GOAL.
Each entry must appear again exactly as it does in the source.

RECORDED INFORMATION.
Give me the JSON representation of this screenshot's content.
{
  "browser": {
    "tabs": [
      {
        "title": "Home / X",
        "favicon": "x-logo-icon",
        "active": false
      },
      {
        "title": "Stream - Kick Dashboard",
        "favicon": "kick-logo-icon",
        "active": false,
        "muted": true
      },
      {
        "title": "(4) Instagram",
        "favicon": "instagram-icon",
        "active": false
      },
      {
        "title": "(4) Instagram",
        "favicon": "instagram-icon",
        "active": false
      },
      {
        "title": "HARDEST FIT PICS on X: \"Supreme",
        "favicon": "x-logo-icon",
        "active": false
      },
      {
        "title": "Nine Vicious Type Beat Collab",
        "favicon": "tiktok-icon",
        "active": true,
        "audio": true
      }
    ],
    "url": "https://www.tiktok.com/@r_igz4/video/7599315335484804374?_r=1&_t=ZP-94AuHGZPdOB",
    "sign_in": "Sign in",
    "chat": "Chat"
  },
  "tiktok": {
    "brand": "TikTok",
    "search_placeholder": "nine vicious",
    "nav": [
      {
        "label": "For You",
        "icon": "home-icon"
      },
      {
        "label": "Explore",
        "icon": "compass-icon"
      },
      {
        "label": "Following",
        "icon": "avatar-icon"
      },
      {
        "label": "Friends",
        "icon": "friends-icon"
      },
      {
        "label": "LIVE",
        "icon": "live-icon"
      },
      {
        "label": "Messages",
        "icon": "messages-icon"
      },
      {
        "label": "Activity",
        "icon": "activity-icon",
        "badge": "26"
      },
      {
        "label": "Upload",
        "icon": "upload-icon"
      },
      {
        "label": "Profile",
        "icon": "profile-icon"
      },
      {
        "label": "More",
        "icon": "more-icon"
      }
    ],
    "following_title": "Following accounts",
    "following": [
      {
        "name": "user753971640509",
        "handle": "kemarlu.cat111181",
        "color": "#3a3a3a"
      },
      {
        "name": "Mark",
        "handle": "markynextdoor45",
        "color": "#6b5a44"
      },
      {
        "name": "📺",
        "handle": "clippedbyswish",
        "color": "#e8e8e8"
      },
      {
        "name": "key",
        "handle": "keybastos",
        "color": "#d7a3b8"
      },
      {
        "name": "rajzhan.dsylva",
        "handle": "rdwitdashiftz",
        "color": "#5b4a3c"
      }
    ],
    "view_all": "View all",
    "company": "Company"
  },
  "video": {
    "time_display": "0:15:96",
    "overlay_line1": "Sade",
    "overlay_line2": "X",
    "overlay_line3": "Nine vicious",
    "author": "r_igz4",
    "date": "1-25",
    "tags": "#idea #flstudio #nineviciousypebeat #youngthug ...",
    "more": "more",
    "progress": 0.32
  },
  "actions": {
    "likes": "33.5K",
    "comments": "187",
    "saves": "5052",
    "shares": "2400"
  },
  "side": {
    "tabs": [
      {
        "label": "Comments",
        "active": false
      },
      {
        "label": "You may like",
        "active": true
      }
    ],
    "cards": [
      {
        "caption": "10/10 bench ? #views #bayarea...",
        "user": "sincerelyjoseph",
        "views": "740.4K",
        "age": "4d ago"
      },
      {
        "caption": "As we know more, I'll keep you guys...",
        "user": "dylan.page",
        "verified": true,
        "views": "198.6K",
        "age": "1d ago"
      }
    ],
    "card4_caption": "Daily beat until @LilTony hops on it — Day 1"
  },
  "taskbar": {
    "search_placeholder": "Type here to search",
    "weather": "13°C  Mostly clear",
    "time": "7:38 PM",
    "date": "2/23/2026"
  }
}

OUTPUT OF THE TASK.
Give me the JSON representation of this screenshot's content.
{
  "browser": {
    "tabs": [
      {
        "title": "Home / X",
        "favicon": "x-logo-icon",
        "active": false
      },
      {
        "title": "Stream - Kick Dashboard",
        "favicon": "kick-logo-icon",
        "active": false,
        "muted": true
      },
      {
        "title": "(4) Instagram",
        "favicon": "instagram-icon",
        "active": false
      },
      {
        "title": "(4) Instagram",
        "favicon": "instagram-icon",
        "active": false
      },
      {
        "title": "HARDEST FIT PICS on X: \"Supreme",
        "favicon": "x-logo-icon",
        "active": false
      },
      {
        "title": "Nine Vicious Type Beat Collab",
        "favicon": "tiktok-icon",
        "active": true,
        "audio": true
      }
    ],
    "url": "https://www.tiktok.com/@r_igz4/video/7599315335484804374?_r=1&_t=ZP-94AuHGZPdOB",
    "sign_in": "Sign in",
    "chat": "Chat"
  },
  "tiktok": {
    "brand": "TikTok",
    "search_placeholder": "nine vicious",
    "nav": [
      {
        "label": "For You",
        "icon": "home-icon"
      },
      {
        "label": "Explore",
        "icon": "compass-icon"
      },
      {
        "label": "Following",
        "icon": "avatar-icon"
      },
      {
        "label": "Friends",
        "icon": "friends-icon"
      },
      {
        "label": "LIVE",
        "icon": "live-icon"
      },
      {
        "label": "Messages",
        "icon": "messages-icon"
      },
      {
        "label": "Activity",
        "icon": "activity-icon",
        "badge": "26"
      },
      {
        "label": "Upload",
        "icon": "upload-icon"
      },
      {
        "label": "Profile",
        "icon": "profile-icon"
      },
      {
        "label": "More",
        "icon": "more-icon"
      }
    ],
    "following_title": "Following accounts",
    "following": [
      {
        "name": "user753971640509",
        "handle": "kemarlu.cat111181",
        "color": "#3a3a3a"
      },
      {
        "name": "Mark",
        "handle": "markynextdoor45",
        "color": "#6b5a44"
      },
      {
        "name": "📺",
        "handle": "clippedbyswish",
        "color": "#e8e8e8"
      },
      {
        "name": "key",
        "handle": "keybastos",
        "color": "#d7a3b8"
      },
      {
        "name": "rajzhan.dsylva",
        "handle": "rdwitdashiftz",
        "color": "#5b4a3c"
      }
    ],
    "view_all": "View all",
    "company": "Company"
  },
  "video": {
    "time_display": "0:15:96",
    "overlay_line1": "Sade",
    "overlay_line2": "X",
    "overlay_line3": "Nine vicious",
    "author": "r_igz4",
    "date": "1-25",
    "tags": "#idea #flstudio #nineviciousypebeat #youngthug ...",
    "more": "more",
    "progress": 0.32
  },
  "actions": {
    "likes": "33.5K",
    "comments": "187",
    "saves": "5052",
    "shares": "2400"
  },
  "side": {
    "tabs": [
      {
        "label": "Comments",
        "active": false
      },
      {
        "label": "You may like",
        "active": true
      }
    ],
    "cards": [
      {
        "caption": "10/10 bench ? #views #bayarea...",
        "user": "sincerelyjoseph",
        "views": "740.4K",
        "age": "4d ago"
      },
      {
        "caption": "As we know more, I'll keep you guys...",
        "user": "dylan.page",
        "verified": true,
        "views": "198.6K",
        "age": "1d ago"
      }
    ],
    "card4_caption": "Daily beat until @LilTony hops on it — Day 1"
  },
  "taskbar": {
    "search_placeholder": "Type here to search",
    "weather": "13°C  Mostly clear",
    "time": "7:38 PM",
    "date": "2/23/2026"
  }
}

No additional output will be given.